WORK TO DO — Can you turn the rows below into a numbered list, skipping any blank lines and leaving the pictures out?

PROVIDED INFORMATION —
====

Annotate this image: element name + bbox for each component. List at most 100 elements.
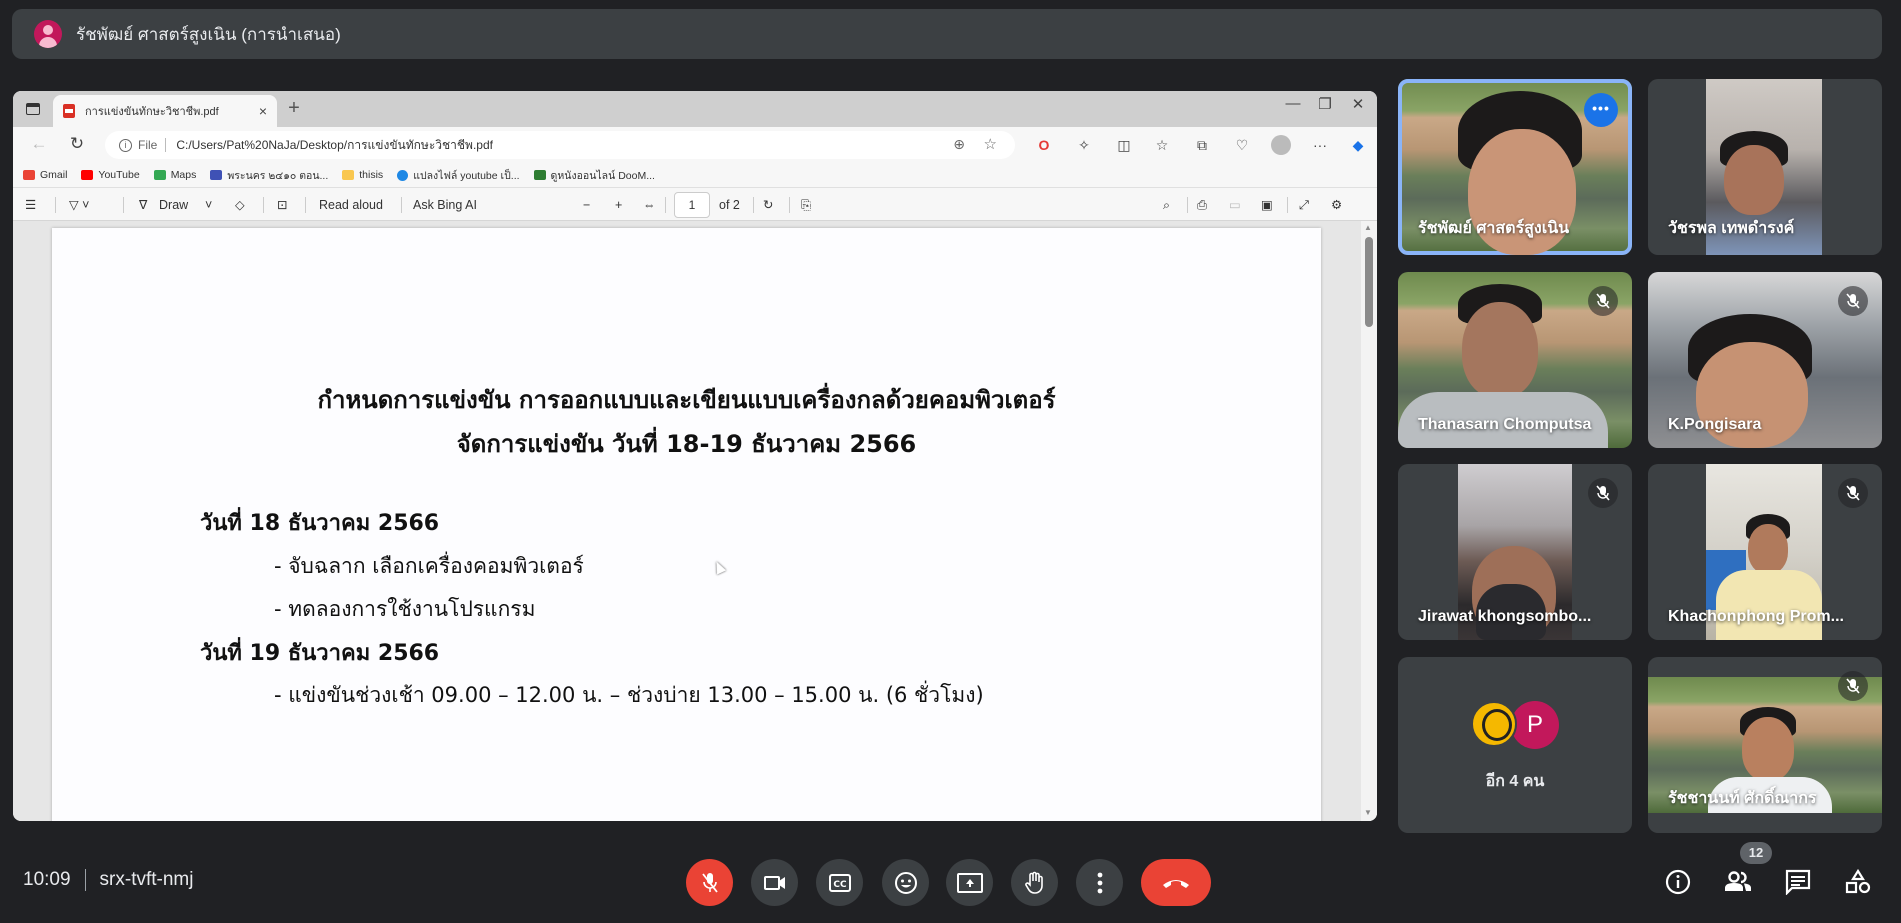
draw-dropdown-icon[interactable]: ˅: [205, 196, 212, 214]
rotate-icon[interactable]: ↻: [763, 196, 773, 214]
leave-call-button[interactable]: [1141, 859, 1211, 906]
participant-tile[interactable]: วัชรพล เทพดำรงค์: [1648, 79, 1882, 255]
extensions-icon[interactable]: ✧: [1073, 135, 1095, 155]
people-button[interactable]: [1722, 866, 1754, 898]
tab-pdf[interactable]: การแข่งขันทักษะวิชาชีพ.pdf ×: [53, 95, 277, 127]
draw-icon[interactable]: ∇: [139, 196, 147, 214]
scroll-up-icon[interactable]: ▲: [1364, 223, 1372, 232]
meeting-details-button[interactable]: [1662, 866, 1694, 898]
more-options-button[interactable]: •••: [1584, 93, 1618, 127]
page-count: of 2: [719, 198, 740, 212]
vertical-scrollbar[interactable]: ▲ ▼: [1361, 221, 1377, 821]
tab-close-button[interactable]: ×: [259, 103, 267, 119]
svg-text:CC: CC: [833, 880, 847, 890]
schedule-item: - แข่งขันช่วงเช้า 09.00 – 12.00 น. – ช่ว…: [274, 683, 984, 707]
raise-hand-button[interactable]: [1011, 859, 1058, 906]
print-icon[interactable]: ⎙: [1197, 196, 1207, 214]
more-options-button[interactable]: [1076, 859, 1123, 906]
close-window-button[interactable]: ✕: [1343, 95, 1373, 113]
schedule-item: - ทดลองการใช้งานโปรแกรม: [274, 597, 536, 621]
fullscreen-icon[interactable]: ⤢: [1299, 196, 1309, 214]
pdf-file-icon: [63, 104, 75, 118]
activities-shapes-icon: [1845, 869, 1871, 894]
participant-tile[interactable]: รัชชานนท์ ศักดิ์ณากร: [1648, 657, 1882, 833]
settings-more-icon[interactable]: ···: [1309, 135, 1331, 155]
save-icon[interactable]: ▭: [1229, 196, 1241, 214]
present-screen-button[interactable]: [946, 859, 993, 906]
favorite-star-icon[interactable]: ☆: [984, 135, 997, 153]
bookmark-maps[interactable]: Maps: [153, 169, 196, 181]
participant-tile[interactable]: ••• รัชพัฒย์ ศาสตร์สูงเนิน: [1398, 79, 1632, 255]
others-tile[interactable]: P อีก 4 คน: [1398, 657, 1632, 833]
gmail-icon: [23, 170, 35, 180]
others-count-label: อีก 4 คน: [1485, 773, 1545, 790]
dragon-logo-avatar: [1471, 701, 1517, 747]
chat-icon: [1785, 869, 1811, 895]
participant-tile[interactable]: K.Pongisara: [1648, 272, 1882, 448]
participant-name: Jirawat khongsombo...: [1418, 608, 1592, 625]
scrollbar-thumb[interactable]: [1365, 237, 1373, 327]
restore-button[interactable]: ❐: [1310, 95, 1340, 113]
minimize-button[interactable]: —: [1278, 95, 1308, 112]
info-icon[interactable]: i: [119, 138, 132, 152]
tab-actions-icon[interactable]: [21, 98, 45, 120]
participant-tile[interactable]: Thanasarn Chomputsa: [1398, 272, 1632, 448]
profile-avatar-icon[interactable]: [1271, 135, 1291, 155]
url-text[interactable]: C:/Users/Pat%20NaJa/Desktop/การแข่งขันทั…: [176, 136, 493, 155]
bookmark-gmail[interactable]: Gmail: [23, 169, 67, 181]
raise-hand-icon: [1024, 871, 1043, 894]
browser-essentials-icon[interactable]: ♡: [1231, 135, 1253, 155]
presenter-bar: รัชพัฒย์ ศาสตร์สูงเนิน (การนำเสนอ): [12, 9, 1882, 59]
divider: [305, 197, 306, 213]
captions-button[interactable]: CC: [816, 859, 863, 906]
tab-title: การแข่งขันทักษะวิชาชีพ.pdf: [85, 106, 219, 118]
fit-width-icon[interactable]: ⇔: [643, 196, 656, 214]
split-screen-icon[interactable]: ◫: [1113, 135, 1135, 155]
zoom-icon[interactable]: ⊕: [953, 136, 965, 153]
read-aloud-button[interactable]: Read aloud: [319, 196, 383, 214]
document-title-line1: กำหนดการแข่งขัน การออกแบบและเขียนแบบเครื…: [317, 386, 1056, 414]
bookmark-movies[interactable]: ดูหนังออนไลน์ DooM...: [533, 167, 655, 184]
activities-button[interactable]: [1842, 866, 1874, 898]
favorites-icon[interactable]: ☆: [1151, 135, 1173, 155]
back-icon[interactable]: ←: [27, 134, 51, 156]
page-number-input[interactable]: 1: [674, 192, 710, 218]
pdf-settings-icon[interactable]: ⚙: [1331, 196, 1342, 214]
bookmark-youtube-converter[interactable]: แปลงไฟล์ youtube เป็...: [397, 167, 520, 184]
refresh-icon[interactable]: ↻: [65, 134, 89, 156]
page-view-icon[interactable]: ⎘: [801, 196, 811, 214]
save-as-icon[interactable]: ▣: [1261, 196, 1273, 214]
ask-bing-button[interactable]: Ask Bing AI: [413, 196, 477, 214]
scroll-down-icon[interactable]: ▼: [1364, 808, 1372, 817]
reactions-button[interactable]: [882, 859, 929, 906]
eraser-icon[interactable]: ◇: [235, 196, 245, 214]
divider: [789, 197, 790, 213]
site-icon: [533, 170, 546, 180]
shared-screen-browser: การแข่งขันทักษะวิชาชีพ.pdf × + — ❐ ✕ ← ↻…: [13, 91, 1377, 821]
bookmark-youtube[interactable]: YouTube: [81, 169, 140, 181]
mic-toggle-button[interactable]: [686, 859, 733, 906]
find-icon[interactable]: ⌕: [1163, 196, 1170, 214]
collections-icon[interactable]: ⧉: [1191, 135, 1213, 155]
zoom-in-button[interactable]: +: [615, 196, 622, 214]
more-vert-icon: [1097, 872, 1102, 893]
highlight-icon[interactable]: ▽ ˅: [69, 196, 89, 214]
camera-toggle-button[interactable]: [751, 859, 798, 906]
closed-captions-icon: CC: [828, 873, 851, 892]
hang-up-icon: [1163, 879, 1189, 888]
text-box-icon[interactable]: ⊡: [277, 196, 287, 214]
participant-tile[interactable]: Jirawat khongsombo...: [1398, 464, 1632, 640]
bookmark-folder-thisis[interactable]: thisis: [342, 169, 383, 181]
chat-button[interactable]: [1782, 866, 1814, 898]
opera-extension-icon[interactable]: O: [1033, 135, 1055, 155]
copilot-icon[interactable]: ◆: [1347, 135, 1369, 155]
draw-button[interactable]: Draw: [159, 196, 188, 214]
day-heading: วันที่ 19 ธันวาคม 2566: [200, 641, 440, 666]
contents-icon[interactable]: ☰: [25, 196, 36, 214]
bookmark-novel[interactable]: พระนคร ๒๔๑๐ ตอน...: [210, 167, 328, 184]
bookmarks-bar: Gmail YouTube Maps พระนคร ๒๔๑๐ ตอน... th…: [13, 163, 1377, 187]
new-tab-button[interactable]: +: [281, 97, 307, 120]
zoom-out-button[interactable]: −: [583, 196, 590, 214]
address-bar[interactable]: i File C:/Users/Pat%20NaJa/Desktop/การแข…: [105, 131, 1015, 159]
participant-tile[interactable]: Khachonphong Prom...: [1648, 464, 1882, 640]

====

TASK RESPONSE —
1. Annotate this image: element name + bbox for each component. List at most 100 elements.
2. draw-dropdown-icon[interactable]: ˅: [205, 196, 212, 214]
3. rotate-icon[interactable]: ↻: [763, 196, 773, 214]
4. leave-call-button[interactable]: [1141, 859, 1211, 906]
5. participant-tile[interactable]: วัชรพล เทพดำรงค์: [1648, 79, 1882, 255]
6. extensions-icon[interactable]: ✧: [1073, 135, 1095, 155]
7. people-button[interactable]: [1722, 866, 1754, 898]
8. tab-pdf[interactable]: การแข่งขันทักษะวิชาชีพ.pdf ×: [53, 95, 277, 127]
9. draw-icon[interactable]: ∇: [139, 196, 147, 214]
10. scroll-up-icon[interactable]: ▲: [1364, 223, 1372, 232]
11. meeting-details-button[interactable]: [1662, 866, 1694, 898]
12. more-options-button[interactable]: •••: [1584, 93, 1618, 127]
13. page-count: of 2: [719, 198, 740, 212]
14. vertical-scrollbar[interactable]: ▲ ▼: [1361, 221, 1377, 821]
15. tab-close-button[interactable]: ×: [259, 103, 267, 119]
16. svg-text:CC: CC: [833, 880, 847, 890]
17. schedule-item: - แข่งขันช่วงเช้า 09.00 – 12.00 น. – ช่ว…: [274, 683, 984, 707]
18. raise-hand-button[interactable]: [1011, 859, 1058, 906]
19. print-icon[interactable]: ⎙: [1197, 196, 1207, 214]
20. more-options-button[interactable]: [1076, 859, 1123, 906]
21. close-window-button[interactable]: ✕: [1343, 95, 1373, 113]
22. schedule-item: - ทดลองการใช้งานโปรแกรม: [274, 597, 536, 621]
23. fullscreen-icon[interactable]: ⤢: [1299, 196, 1309, 214]
24. pdf-file-icon: [63, 104, 75, 118]
25. activities-shapes-icon: [1845, 869, 1871, 894]
26. participant-tile[interactable]: รัชชานนท์ ศักดิ์ณากร: [1648, 657, 1882, 833]
27. settings-more-icon[interactable]: ···: [1309, 135, 1331, 155]
28. save-icon[interactable]: ▭: [1229, 196, 1241, 214]
29. present-screen-button[interactable]: [946, 859, 993, 906]
30. favorite-star-icon[interactable]: ☆: [984, 135, 997, 153]
31. bookmark-maps[interactable]: Maps: [153, 169, 196, 181]
32. participant-tile[interactable]: ••• รัชพัฒย์ ศาสตร์สูงเนิน: [1398, 79, 1632, 255]
33. others-tile[interactable]: P อีก 4 คน: [1398, 657, 1632, 833]
34. gmail-icon: [23, 170, 35, 180]
35. others-count-label: อีก 4 คน: [1485, 773, 1545, 790]
36. dragon-logo-avatar: [1471, 701, 1517, 747]
37. chat-icon: [1785, 869, 1811, 895]
38. participant-tile[interactable]: K.Pongisara: [1648, 272, 1882, 448]
39. participant-name: Jirawat khongsombo...: [1418, 608, 1592, 625]
40. scrollbar-thumb[interactable]: [1365, 237, 1373, 327]
41. restore-button[interactable]: ❐: [1310, 95, 1340, 113]
42. minimize-button[interactable]: —: [1278, 95, 1308, 112]
43. info-icon[interactable]: i: [119, 138, 132, 152]
44. tab-actions-icon[interactable]: [21, 98, 45, 120]
45. participant-tile[interactable]: Thanasarn Chomputsa: [1398, 272, 1632, 448]
46. profile-avatar-icon[interactable]: [1271, 135, 1291, 155]
47. url-text[interactable]: C:/Users/Pat%20NaJa/Desktop/การแข่งขันทั…: [176, 136, 493, 155]
48. bookmark-gmail[interactable]: Gmail: [23, 169, 67, 181]
49. raise-hand-icon: [1024, 871, 1043, 894]
50. browser-essentials-icon[interactable]: ♡: [1231, 135, 1253, 155]
51. presenter-bar: รัชพัฒย์ ศาสตร์สูงเนิน (การนำเสนอ): [12, 9, 1882, 59]
52. divider: [305, 197, 306, 213]
53. captions-button[interactable]: CC: [816, 859, 863, 906]
54. tab-title: การแข่งขันทักษะวิชาชีพ.pdf: [85, 106, 219, 118]
55. fit-width-icon[interactable]: ⇔: [643, 196, 656, 214]
56. split-screen-icon[interactable]: ◫: [1113, 135, 1135, 155]
57. zoom-icon[interactable]: ⊕: [953, 136, 965, 153]
58. read-aloud-button[interactable]: Read aloud: [319, 196, 383, 214]
59. document-title-line1: กำหนดการแข่งขัน การออกแบบและเขียนแบบเครื…: [317, 386, 1056, 414]
60. bookmark-movies[interactable]: ดูหนังออนไลน์ DooM...: [533, 167, 655, 184]
61. activities-button[interactable]: [1842, 866, 1874, 898]
62. favorites-icon[interactable]: ☆: [1151, 135, 1173, 155]
63. back-icon[interactable]: ←: [27, 134, 51, 156]
64. page-number-input[interactable]: 1: [674, 192, 710, 218]
65. pdf-settings-icon[interactable]: ⚙: [1331, 196, 1342, 214]
66. bookmark-youtube-converter[interactable]: แปลงไฟล์ youtube เป็...: [397, 167, 520, 184]
67. refresh-icon[interactable]: ↻: [65, 134, 89, 156]
68. page-view-icon[interactable]: ⎘: [801, 196, 811, 214]
69. save-as-icon[interactable]: ▣: [1261, 196, 1273, 214]
70. ask-bing-button[interactable]: Ask Bing AI: [413, 196, 477, 214]
71. scroll-down-icon[interactable]: ▼: [1364, 808, 1372, 817]
72. reactions-button[interactable]: [882, 859, 929, 906]
73. eraser-icon[interactable]: ◇: [235, 196, 245, 214]
74. divider: [789, 197, 790, 213]
75. site-icon: [533, 170, 546, 180]
76. shared-screen-browser: การแข่งขันทักษะวิชาชีพ.pdf × + — ❐ ✕ ← ↻…: [13, 91, 1377, 821]
77. bookmark-youtube[interactable]: YouTube: [81, 169, 140, 181]
78. mic-toggle-button[interactable]: [686, 859, 733, 906]
79. find-icon[interactable]: ⌕: [1163, 196, 1170, 214]
80. collections-icon[interactable]: ⧉: [1191, 135, 1213, 155]
81. zoom-in-button[interactable]: +: [615, 196, 622, 214]
82. more-vert-icon: [1097, 872, 1102, 893]
83. highlight-icon[interactable]: ▽ ˅: [69, 196, 89, 214]
84. camera-toggle-button[interactable]: [751, 859, 798, 906]
85. closed-captions-icon: CC: [828, 873, 851, 892]
86. hang-up-icon: [1163, 879, 1189, 888]
87. text-box-icon[interactable]: ⊡: [277, 196, 287, 214]
88. participant-tile[interactable]: Jirawat khongsombo...: [1398, 464, 1632, 640]
89. bookmark-folder-thisis[interactable]: thisis: [342, 169, 383, 181]
90. chat-button[interactable]: [1782, 866, 1814, 898]
91. opera-extension-icon[interactable]: O: [1033, 135, 1055, 155]
92. copilot-icon[interactable]: ◆: [1347, 135, 1369, 155]
93. draw-button[interactable]: Draw: [159, 196, 188, 214]
94. day-heading: วันที่ 19 ธันวาคม 2566: [200, 641, 440, 666]
95. contents-icon[interactable]: ☰: [25, 196, 36, 214]
96. bookmark-novel[interactable]: พระนคร ๒๔๑๐ ตอน...: [210, 167, 328, 184]
97. bookmarks-bar: Gmail YouTube Maps พระนคร ๒๔๑๐ ตอน... th…: [13, 163, 1377, 187]
98. new-tab-button[interactable]: +: [281, 97, 307, 120]
99. zoom-out-button[interactable]: −: [583, 196, 590, 214]
100. address-bar[interactable]: i File C:/Users/Pat%20NaJa/Desktop/การแข…: [105, 131, 1015, 159]
101. participant-tile[interactable]: Khachonphong Prom...: [1648, 464, 1882, 640]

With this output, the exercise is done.